SHORT TASK =>
Among the records below, find each line that includes the string "days" and copy it.

⁂

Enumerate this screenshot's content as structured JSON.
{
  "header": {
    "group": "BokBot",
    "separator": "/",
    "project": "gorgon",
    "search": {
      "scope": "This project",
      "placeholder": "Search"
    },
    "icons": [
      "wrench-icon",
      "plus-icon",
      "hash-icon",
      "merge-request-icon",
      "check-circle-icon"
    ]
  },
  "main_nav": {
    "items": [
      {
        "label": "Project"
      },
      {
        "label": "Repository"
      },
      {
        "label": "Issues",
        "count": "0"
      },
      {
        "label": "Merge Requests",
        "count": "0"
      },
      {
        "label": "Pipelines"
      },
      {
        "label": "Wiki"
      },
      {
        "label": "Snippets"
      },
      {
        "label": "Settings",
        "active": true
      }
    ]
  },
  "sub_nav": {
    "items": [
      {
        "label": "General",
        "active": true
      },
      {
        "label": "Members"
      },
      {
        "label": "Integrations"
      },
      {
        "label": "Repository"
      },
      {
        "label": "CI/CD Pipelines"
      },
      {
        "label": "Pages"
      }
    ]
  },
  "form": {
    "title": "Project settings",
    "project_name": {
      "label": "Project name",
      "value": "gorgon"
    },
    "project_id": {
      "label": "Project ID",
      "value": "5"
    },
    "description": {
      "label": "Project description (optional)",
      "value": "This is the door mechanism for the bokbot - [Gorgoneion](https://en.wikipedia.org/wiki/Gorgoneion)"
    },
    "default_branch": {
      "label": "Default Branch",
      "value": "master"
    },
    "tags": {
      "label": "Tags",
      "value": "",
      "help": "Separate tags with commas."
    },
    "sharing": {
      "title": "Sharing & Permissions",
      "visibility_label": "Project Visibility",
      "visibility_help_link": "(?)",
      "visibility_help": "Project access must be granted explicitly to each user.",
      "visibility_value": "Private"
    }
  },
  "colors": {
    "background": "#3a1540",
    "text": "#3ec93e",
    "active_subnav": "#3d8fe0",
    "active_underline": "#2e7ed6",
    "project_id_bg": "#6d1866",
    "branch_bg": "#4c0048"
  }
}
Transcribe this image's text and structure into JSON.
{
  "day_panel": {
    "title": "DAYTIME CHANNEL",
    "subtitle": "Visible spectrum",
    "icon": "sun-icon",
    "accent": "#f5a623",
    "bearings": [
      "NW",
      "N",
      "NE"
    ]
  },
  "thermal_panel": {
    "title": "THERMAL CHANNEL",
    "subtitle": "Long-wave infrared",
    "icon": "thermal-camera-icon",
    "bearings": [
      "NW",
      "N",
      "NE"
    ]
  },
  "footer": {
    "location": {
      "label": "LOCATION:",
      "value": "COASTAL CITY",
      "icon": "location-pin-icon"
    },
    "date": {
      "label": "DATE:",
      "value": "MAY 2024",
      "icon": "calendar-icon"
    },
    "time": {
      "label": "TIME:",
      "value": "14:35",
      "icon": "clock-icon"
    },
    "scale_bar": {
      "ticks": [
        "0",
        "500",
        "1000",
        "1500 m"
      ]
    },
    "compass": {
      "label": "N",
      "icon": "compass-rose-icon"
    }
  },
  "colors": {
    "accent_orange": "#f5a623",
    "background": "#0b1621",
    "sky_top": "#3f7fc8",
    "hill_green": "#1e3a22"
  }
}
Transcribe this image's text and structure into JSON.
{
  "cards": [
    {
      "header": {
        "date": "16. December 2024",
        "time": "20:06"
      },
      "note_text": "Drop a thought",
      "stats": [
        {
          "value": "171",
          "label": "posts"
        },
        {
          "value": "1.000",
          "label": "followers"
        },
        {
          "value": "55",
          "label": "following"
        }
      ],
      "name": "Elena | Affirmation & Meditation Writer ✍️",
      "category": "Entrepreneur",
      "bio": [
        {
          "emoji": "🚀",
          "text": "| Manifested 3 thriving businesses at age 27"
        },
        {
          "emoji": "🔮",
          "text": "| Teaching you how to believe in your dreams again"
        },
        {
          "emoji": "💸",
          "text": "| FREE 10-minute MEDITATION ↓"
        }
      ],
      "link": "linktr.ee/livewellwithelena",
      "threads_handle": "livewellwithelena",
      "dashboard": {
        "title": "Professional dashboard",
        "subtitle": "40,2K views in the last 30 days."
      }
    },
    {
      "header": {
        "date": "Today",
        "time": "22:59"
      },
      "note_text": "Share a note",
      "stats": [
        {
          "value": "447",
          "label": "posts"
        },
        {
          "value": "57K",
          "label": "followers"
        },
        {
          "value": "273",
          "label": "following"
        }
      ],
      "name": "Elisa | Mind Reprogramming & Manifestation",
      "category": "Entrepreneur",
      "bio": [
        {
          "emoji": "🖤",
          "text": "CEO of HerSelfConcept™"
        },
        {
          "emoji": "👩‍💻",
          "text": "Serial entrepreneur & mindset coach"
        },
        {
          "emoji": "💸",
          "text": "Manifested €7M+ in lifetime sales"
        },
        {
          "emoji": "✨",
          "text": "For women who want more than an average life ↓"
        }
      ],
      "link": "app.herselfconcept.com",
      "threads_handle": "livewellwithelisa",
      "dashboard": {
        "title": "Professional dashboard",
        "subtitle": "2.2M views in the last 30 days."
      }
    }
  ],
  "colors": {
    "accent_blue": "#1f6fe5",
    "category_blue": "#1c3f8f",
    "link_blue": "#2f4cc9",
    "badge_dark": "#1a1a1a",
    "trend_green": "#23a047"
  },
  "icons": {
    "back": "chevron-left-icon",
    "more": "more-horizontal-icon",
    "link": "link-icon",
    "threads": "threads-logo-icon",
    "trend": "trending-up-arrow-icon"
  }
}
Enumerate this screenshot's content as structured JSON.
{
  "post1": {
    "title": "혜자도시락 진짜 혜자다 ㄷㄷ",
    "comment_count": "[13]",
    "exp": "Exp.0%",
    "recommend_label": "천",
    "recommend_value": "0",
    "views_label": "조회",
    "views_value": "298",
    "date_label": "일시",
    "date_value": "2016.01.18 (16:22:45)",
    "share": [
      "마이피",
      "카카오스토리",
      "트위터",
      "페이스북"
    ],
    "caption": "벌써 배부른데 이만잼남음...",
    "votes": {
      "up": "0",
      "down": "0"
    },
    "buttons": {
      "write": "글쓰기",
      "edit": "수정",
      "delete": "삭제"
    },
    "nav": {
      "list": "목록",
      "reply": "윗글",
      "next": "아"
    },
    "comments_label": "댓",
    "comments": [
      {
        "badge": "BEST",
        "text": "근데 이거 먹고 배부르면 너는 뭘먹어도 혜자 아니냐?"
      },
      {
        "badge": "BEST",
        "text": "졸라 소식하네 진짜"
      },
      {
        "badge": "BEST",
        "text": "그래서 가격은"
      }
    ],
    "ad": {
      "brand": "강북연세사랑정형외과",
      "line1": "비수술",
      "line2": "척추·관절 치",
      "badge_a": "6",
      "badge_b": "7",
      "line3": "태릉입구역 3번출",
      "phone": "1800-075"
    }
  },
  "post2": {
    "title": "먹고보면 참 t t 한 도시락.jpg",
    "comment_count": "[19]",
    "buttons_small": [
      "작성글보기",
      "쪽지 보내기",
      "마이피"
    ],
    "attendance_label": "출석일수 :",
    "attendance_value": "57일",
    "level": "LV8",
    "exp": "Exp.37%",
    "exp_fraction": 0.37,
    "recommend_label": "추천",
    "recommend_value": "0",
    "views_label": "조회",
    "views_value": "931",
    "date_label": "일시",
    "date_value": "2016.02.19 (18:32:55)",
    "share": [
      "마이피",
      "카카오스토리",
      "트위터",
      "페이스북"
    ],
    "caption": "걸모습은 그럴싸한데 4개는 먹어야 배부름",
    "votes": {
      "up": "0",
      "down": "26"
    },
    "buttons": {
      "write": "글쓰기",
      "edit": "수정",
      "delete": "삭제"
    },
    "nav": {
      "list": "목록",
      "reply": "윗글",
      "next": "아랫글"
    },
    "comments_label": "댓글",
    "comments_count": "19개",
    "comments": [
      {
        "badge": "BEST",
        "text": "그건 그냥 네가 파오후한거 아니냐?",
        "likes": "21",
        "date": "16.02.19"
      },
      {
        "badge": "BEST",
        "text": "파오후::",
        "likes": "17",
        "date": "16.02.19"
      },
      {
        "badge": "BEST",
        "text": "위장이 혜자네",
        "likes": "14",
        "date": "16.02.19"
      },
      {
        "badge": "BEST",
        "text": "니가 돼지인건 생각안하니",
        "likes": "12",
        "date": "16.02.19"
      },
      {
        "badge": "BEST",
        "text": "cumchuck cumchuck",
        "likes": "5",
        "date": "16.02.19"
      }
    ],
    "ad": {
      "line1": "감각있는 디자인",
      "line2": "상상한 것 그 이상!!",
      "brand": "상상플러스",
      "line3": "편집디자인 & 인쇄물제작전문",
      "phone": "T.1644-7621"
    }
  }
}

⁂

THE REPLY =>
        "subtitle": "40,2K views in the last 30 days."
        "subtitle": "2.2M views in the last 30 days."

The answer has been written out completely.